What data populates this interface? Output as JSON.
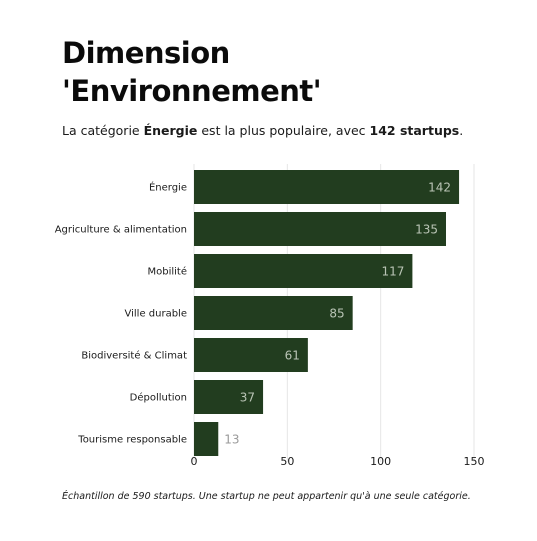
{
  "title_line1": "Dimension",
  "title_line2": "'Environnement'",
  "subtitle": {
    "prefix": "La catégorie ",
    "highlight": "Énergie",
    "middle": " est la plus populaire, avec ",
    "count": "142 startups",
    "suffix": "."
  },
  "footnote": "Échantillon de 590 startups. Une startup ne peut appartenir qu'à une seule catégorie.",
  "colors": {
    "bar": "#223d1f",
    "label_inside": "#b9c4b5",
    "label_outside": "#9a9a9a",
    "grid": "#e6e6e6"
  },
  "chart_data": {
    "type": "bar",
    "orientation": "horizontal",
    "categories": [
      "Énergie",
      "Agriculture & alimentation",
      "Mobilité",
      "Ville durable",
      "Biodiversité & Climat",
      "Dépollution",
      "Tourisme responsable"
    ],
    "values": [
      142,
      135,
      117,
      85,
      61,
      37,
      13
    ],
    "xlim": [
      0,
      150
    ],
    "xticks": [
      0,
      50,
      100,
      150
    ],
    "grid": true,
    "data_labels": true
  }
}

■ **What is expected**
Scan the records above and report how many lines include the word "startups", without any other text.

■ **Task solution**
2